All lines below must be repeated exactly, with the pictures omitted.

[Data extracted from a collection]
----------------
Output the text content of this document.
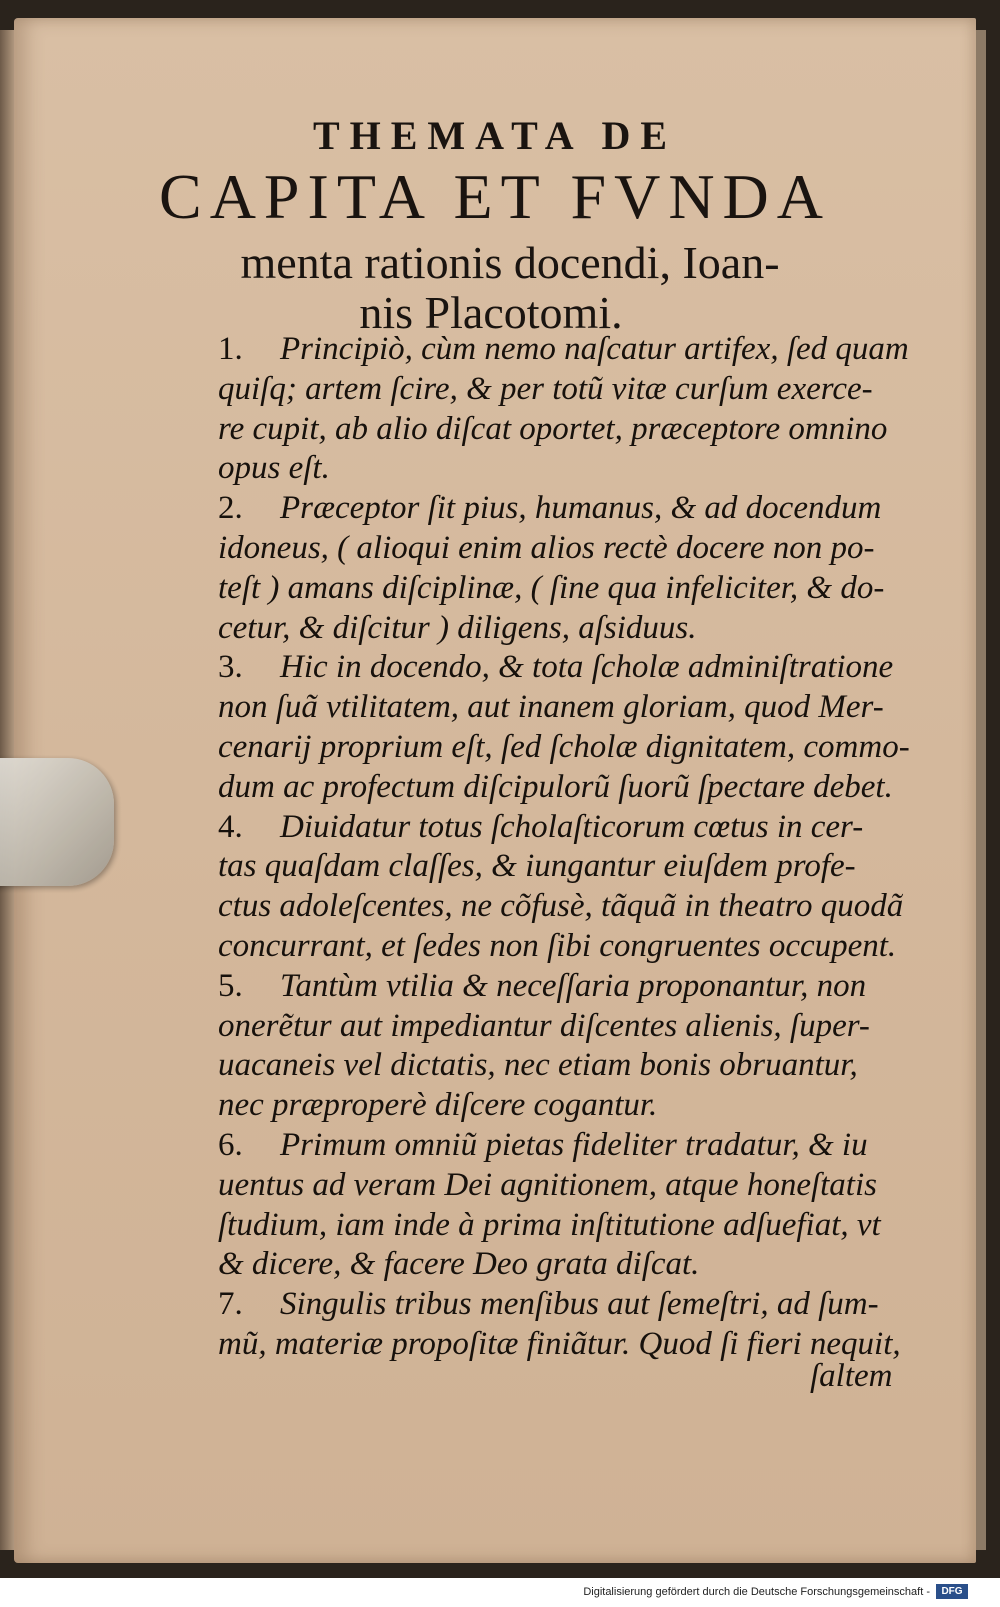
THEMATA DE
CAPITA ET FVNDA
menta rationis docendi, Ioan-
nis Placotomi.
1. Principiò, cùm nemo naſcatur artifex, ſed quam
quiſq; artem ſcire, & per totũ vitæ curſum exerce-
re cupit, ab alio diſcat oportet, præceptore omnino
opus eſt.
2. Præceptor ſit pius, humanus, & ad docendum
idoneus, ( alioqui enim alios rectè docere non po-
teſt ) amans diſciplinæ, ( ſine qua infeliciter, & do-
cetur, & diſcitur ) diligens, aſsiduus.
3. Hic in docendo, & tota ſcholæ adminiſtratione
non ſuã vtilitatem, aut inanem gloriam, quod Mer-
cenarij proprium eſt, ſed ſcholæ dignitatem, commo-
dum ac profectum diſcipulorũ ſuorũ ſpectare debet.
4. Diuidatur totus ſcholaſticorum cœtus in cer-
tas quaſdam claſſes, & iungantur eiuſdem profe-
ctus adoleſcentes, ne cõfusè, tãquã in theatro quodã
concurrant, et ſedes non ſibi congruentes occupent.
5. Tantùm vtilia & neceſſaria proponantur, non
onerẽtur aut impediantur diſcentes alienis, ſuper-
uacaneis vel dictatis, nec etiam bonis obruantur,
nec præproperè diſcere cogantur.
6. Primum omniũ pietas fideliter tradatur, & iu
uentus ad veram Dei agnitionem, atque honeſtatis
ſtudium, iam inde à prima inſtitutione adſuefiat, vt
& dicere, & facere Deo grata diſcat.
7. Singulis tribus menſibus aut ſemeſtri, ad ſum-
mũ, materiæ propoſitæ finiãtur. Quod ſi fieri nequit,
ſaltem
Digitalisierung gefördert durch die Deutsche Forschungsgemeinschaft -	DFG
----------------
Answer to this problem
Output the text content of this document.
THEMATA DE
CAPITA ET FVNDA
menta rationis docendi, Ioan-
nis Placotomi.
1. Principiò, cùm nemo naſcatur artifex, ſed quam
quiſq; artem ſcire, & per totũ vitæ curſum exerce-
re cupit, ab alio diſcat oportet, præceptore omnino
opus eſt.
2. Præceptor ſit pius, humanus, & ad docendum
idoneus, ( alioqui enim alios rectè docere non po-
teſt ) amans diſciplinæ, ( ſine qua infeliciter, & do-
cetur, & diſcitur ) diligens, aſsiduus.
3. Hic in docendo, & tota ſcholæ adminiſtratione
non ſuã vtilitatem, aut inanem gloriam, quod Mer-
cenarij proprium eſt, ſed ſcholæ dignitatem, commo-
dum ac profectum diſcipulorũ ſuorũ ſpectare debet.
4. Diuidatur totus ſcholaſticorum cœtus in cer-
tas quaſdam claſſes, & iungantur eiuſdem profe-
ctus adoleſcentes, ne cõfusè, tãquã in theatro quodã
concurrant, et ſedes non ſibi congruentes occupent.
5. Tantùm vtilia & neceſſaria proponantur, non
onerẽtur aut impediantur diſcentes alienis, ſuper-
uacaneis vel dictatis, nec etiam bonis obruantur,
nec præproperè diſcere cogantur.
6. Primum omniũ pietas fideliter tradatur, & iu
uentus ad veram Dei agnitionem, atque honeſtatis
ſtudium, iam inde à prima inſtitutione adſuefiat, vt
& dicere, & facere Deo grata diſcat.
7. Singulis tribus menſibus aut ſemeſtri, ad ſum-
mũ, materiæ propoſitæ finiãtur. Quod ſi fieri nequit,
ſaltem
Digitalisierung gefördert durch die Deutsche Forschungsgemeinschaft -	DFG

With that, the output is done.